Stored items from a collection
━━━━━━━━━━━━━━━━

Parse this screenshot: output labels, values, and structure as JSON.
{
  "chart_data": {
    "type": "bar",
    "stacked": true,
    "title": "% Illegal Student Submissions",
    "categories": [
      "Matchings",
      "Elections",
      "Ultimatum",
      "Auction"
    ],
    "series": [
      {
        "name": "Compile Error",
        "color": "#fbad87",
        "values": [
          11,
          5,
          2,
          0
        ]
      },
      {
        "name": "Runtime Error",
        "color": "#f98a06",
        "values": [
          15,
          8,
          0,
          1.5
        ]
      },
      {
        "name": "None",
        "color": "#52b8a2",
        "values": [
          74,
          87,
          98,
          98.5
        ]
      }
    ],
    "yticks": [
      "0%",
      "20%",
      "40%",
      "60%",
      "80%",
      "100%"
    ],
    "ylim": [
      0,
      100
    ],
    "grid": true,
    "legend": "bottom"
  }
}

━━━━━━━━━━━━━━━━

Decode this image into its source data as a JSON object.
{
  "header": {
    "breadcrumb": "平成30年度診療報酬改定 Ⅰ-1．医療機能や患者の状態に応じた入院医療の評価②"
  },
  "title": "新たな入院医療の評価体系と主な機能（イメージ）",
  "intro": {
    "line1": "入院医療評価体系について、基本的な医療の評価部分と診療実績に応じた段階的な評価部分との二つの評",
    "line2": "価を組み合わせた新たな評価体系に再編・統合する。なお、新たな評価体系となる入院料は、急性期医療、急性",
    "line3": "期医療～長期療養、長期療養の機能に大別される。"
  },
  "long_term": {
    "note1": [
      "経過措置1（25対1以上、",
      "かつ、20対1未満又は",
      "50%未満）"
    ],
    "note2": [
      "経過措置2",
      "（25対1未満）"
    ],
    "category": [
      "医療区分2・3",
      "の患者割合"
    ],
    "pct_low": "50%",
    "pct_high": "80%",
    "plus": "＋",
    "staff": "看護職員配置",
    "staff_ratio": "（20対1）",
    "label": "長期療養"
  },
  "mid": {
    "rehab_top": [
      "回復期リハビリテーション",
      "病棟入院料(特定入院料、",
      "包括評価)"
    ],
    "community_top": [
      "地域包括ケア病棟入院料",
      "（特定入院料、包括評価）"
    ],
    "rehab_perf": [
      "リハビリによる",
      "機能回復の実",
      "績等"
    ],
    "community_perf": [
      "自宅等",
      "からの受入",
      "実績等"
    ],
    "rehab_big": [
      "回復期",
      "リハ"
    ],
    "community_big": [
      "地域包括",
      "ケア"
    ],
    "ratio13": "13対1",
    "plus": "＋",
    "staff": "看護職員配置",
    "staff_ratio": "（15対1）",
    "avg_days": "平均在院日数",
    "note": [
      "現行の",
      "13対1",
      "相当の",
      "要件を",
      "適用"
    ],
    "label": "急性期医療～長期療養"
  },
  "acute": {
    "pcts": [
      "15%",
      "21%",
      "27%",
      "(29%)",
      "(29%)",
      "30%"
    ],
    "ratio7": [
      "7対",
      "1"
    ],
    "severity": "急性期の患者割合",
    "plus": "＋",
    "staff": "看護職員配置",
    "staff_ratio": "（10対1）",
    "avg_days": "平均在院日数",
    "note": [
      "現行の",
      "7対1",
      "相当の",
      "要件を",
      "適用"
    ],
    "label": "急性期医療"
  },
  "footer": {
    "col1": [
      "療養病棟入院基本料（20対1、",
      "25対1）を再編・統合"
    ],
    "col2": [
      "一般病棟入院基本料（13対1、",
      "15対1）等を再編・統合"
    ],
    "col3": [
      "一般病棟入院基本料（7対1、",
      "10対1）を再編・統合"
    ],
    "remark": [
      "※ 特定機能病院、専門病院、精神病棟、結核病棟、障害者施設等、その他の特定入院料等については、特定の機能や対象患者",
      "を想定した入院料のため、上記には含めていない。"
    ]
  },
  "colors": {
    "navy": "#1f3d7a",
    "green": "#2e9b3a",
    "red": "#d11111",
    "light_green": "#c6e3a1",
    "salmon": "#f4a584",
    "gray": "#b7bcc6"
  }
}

━━━━━━━━━━━━━━━━

- Goal of the exercise -
Say how many lines in this listing hold the string "急性期医療", giving the count and nothing more.

- Full output -
3